TO BE DONE: Isolate every line in the records below with "function" in it.

Records from a dataset:

───

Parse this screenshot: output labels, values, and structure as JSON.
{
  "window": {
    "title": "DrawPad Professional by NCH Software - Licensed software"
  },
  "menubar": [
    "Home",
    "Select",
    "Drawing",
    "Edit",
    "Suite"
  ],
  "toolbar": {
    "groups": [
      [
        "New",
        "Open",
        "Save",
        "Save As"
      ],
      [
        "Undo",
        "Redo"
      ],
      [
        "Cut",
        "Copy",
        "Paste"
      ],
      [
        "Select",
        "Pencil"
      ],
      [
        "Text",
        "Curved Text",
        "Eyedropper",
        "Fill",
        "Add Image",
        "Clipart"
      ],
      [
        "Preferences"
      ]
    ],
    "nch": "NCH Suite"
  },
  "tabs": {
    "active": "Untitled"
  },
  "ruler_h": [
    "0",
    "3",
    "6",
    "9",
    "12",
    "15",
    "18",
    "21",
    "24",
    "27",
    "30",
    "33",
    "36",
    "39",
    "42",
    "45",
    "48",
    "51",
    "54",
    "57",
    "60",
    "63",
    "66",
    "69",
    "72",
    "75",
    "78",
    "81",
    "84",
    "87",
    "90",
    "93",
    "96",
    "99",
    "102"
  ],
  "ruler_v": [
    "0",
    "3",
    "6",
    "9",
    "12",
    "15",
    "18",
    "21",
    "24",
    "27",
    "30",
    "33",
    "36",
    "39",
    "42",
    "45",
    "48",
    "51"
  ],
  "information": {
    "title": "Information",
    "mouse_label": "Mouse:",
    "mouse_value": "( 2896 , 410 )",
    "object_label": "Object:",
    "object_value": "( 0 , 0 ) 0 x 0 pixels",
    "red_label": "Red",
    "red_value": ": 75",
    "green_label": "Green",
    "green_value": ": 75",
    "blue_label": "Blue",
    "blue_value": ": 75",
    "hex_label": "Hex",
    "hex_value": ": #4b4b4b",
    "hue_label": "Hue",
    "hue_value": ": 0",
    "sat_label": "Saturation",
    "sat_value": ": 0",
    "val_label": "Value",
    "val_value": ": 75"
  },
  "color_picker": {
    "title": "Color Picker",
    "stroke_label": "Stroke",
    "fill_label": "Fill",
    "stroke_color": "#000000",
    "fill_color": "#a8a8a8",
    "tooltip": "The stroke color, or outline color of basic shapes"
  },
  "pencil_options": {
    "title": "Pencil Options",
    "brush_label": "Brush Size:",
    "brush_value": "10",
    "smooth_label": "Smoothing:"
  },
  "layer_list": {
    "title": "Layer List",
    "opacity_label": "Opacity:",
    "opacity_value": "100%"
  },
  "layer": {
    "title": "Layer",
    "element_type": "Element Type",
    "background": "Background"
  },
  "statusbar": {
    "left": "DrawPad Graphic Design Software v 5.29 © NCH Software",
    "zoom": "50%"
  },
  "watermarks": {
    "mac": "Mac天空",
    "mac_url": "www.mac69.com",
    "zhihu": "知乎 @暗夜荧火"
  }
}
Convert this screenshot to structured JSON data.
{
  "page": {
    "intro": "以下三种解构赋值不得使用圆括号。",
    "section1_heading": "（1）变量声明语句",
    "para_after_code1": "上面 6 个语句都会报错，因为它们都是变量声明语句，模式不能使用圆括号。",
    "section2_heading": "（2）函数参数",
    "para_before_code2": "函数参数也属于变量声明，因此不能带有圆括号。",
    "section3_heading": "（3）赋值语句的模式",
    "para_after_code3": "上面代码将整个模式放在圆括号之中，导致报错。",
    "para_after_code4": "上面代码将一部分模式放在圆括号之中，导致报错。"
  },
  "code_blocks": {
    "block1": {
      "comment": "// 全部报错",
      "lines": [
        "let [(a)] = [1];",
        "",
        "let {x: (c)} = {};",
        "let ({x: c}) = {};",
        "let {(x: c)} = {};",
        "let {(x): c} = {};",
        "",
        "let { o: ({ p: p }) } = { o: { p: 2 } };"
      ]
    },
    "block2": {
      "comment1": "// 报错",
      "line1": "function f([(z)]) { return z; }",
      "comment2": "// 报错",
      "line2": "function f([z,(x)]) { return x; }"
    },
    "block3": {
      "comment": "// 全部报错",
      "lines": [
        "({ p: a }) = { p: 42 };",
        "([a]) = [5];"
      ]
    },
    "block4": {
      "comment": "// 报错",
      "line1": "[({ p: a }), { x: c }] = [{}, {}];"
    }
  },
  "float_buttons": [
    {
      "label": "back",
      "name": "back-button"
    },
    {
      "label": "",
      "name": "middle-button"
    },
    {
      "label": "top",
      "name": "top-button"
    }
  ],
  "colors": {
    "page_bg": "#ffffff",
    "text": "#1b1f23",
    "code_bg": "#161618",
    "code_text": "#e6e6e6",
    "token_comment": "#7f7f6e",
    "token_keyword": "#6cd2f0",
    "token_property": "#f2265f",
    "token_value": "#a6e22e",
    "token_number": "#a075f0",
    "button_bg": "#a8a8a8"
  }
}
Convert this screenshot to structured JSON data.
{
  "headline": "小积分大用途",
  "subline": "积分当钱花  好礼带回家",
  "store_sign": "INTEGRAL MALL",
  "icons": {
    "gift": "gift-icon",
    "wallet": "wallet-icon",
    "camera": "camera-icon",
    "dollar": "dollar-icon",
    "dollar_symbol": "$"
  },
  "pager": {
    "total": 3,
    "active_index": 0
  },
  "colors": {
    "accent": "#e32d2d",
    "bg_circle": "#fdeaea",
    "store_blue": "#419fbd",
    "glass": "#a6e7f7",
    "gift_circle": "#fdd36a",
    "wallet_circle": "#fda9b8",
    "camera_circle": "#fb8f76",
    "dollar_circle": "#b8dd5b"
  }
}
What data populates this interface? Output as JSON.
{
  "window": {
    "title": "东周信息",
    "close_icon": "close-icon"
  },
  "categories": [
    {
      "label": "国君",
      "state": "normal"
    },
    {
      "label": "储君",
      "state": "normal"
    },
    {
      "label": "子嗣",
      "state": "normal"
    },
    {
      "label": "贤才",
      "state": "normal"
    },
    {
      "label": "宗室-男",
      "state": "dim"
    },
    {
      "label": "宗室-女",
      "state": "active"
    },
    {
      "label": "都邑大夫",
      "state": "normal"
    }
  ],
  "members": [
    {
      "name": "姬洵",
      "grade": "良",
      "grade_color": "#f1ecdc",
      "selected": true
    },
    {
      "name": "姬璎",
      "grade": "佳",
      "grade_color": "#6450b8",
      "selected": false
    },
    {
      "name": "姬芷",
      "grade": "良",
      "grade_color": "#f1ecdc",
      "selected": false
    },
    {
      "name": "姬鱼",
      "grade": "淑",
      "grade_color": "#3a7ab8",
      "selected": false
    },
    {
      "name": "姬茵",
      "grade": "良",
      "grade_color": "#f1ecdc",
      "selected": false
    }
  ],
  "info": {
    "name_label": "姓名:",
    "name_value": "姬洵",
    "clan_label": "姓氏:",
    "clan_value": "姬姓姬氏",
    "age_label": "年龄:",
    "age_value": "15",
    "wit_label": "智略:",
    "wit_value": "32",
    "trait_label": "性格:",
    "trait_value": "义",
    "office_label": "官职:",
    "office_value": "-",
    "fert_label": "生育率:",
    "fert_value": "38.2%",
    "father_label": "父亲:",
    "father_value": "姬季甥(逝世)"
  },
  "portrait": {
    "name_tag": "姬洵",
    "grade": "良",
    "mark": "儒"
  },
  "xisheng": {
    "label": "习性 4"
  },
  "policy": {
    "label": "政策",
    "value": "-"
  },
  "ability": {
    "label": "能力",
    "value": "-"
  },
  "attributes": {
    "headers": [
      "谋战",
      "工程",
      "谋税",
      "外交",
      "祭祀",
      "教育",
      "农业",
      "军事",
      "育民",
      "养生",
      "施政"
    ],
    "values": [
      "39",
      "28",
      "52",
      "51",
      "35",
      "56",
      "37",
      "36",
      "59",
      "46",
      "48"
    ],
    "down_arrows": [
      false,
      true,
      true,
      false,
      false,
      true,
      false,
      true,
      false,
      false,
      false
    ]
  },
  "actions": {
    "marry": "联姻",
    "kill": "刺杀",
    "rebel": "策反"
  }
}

───

SOLUTION:
      "line1": "function f([(z)]) { return z; }",
      "line2": "function f([z,(x)]) { return x; }"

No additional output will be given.